(Dataset entries)
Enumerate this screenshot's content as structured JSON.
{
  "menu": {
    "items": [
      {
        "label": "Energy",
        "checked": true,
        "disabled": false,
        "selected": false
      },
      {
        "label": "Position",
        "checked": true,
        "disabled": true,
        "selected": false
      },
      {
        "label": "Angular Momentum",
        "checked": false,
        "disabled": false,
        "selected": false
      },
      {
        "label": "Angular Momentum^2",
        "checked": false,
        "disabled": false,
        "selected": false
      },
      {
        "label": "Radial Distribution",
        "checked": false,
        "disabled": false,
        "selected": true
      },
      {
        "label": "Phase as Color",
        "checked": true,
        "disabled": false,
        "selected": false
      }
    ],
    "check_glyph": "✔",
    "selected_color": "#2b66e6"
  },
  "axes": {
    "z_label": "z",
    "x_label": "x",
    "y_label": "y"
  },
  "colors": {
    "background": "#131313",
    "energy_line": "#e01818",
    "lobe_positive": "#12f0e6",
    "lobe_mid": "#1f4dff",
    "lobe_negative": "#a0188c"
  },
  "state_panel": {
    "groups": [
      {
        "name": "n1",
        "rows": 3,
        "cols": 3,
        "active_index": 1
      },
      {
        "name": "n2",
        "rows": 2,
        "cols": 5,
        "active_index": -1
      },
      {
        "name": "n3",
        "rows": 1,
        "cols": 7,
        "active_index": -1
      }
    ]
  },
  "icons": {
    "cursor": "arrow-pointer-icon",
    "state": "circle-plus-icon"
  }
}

(Requirements) Quote the whole listing above, leaving nothing out.

(Task output)
Enumerate this screenshot's content as structured JSON.
{
  "menu": {
    "items": [
      {
        "label": "Energy",
        "checked": true,
        "disabled": false,
        "selected": false
      },
      {
        "label": "Position",
        "checked": true,
        "disabled": true,
        "selected": false
      },
      {
        "label": "Angular Momentum",
        "checked": false,
        "disabled": false,
        "selected": false
      },
      {
        "label": "Angular Momentum^2",
        "checked": false,
        "disabled": false,
        "selected": false
      },
      {
        "label": "Radial Distribution",
        "checked": false,
        "disabled": false,
        "selected": true
      },
      {
        "label": "Phase as Color",
        "checked": true,
        "disabled": false,
        "selected": false
      }
    ],
    "check_glyph": "✔",
    "selected_color": "#2b66e6"
  },
  "axes": {
    "z_label": "z",
    "x_label": "x",
    "y_label": "y"
  },
  "colors": {
    "background": "#131313",
    "energy_line": "#e01818",
    "lobe_positive": "#12f0e6",
    "lobe_mid": "#1f4dff",
    "lobe_negative": "#a0188c"
  },
  "state_panel": {
    "groups": [
      {
        "name": "n1",
        "rows": 3,
        "cols": 3,
        "active_index": 1
      },
      {
        "name": "n2",
        "rows": 2,
        "cols": 5,
        "active_index": -1
      },
      {
        "name": "n3",
        "rows": 1,
        "cols": 7,
        "active_index": -1
      }
    ]
  },
  "icons": {
    "cursor": "arrow-pointer-icon",
    "state": "circle-plus-icon"
  }
}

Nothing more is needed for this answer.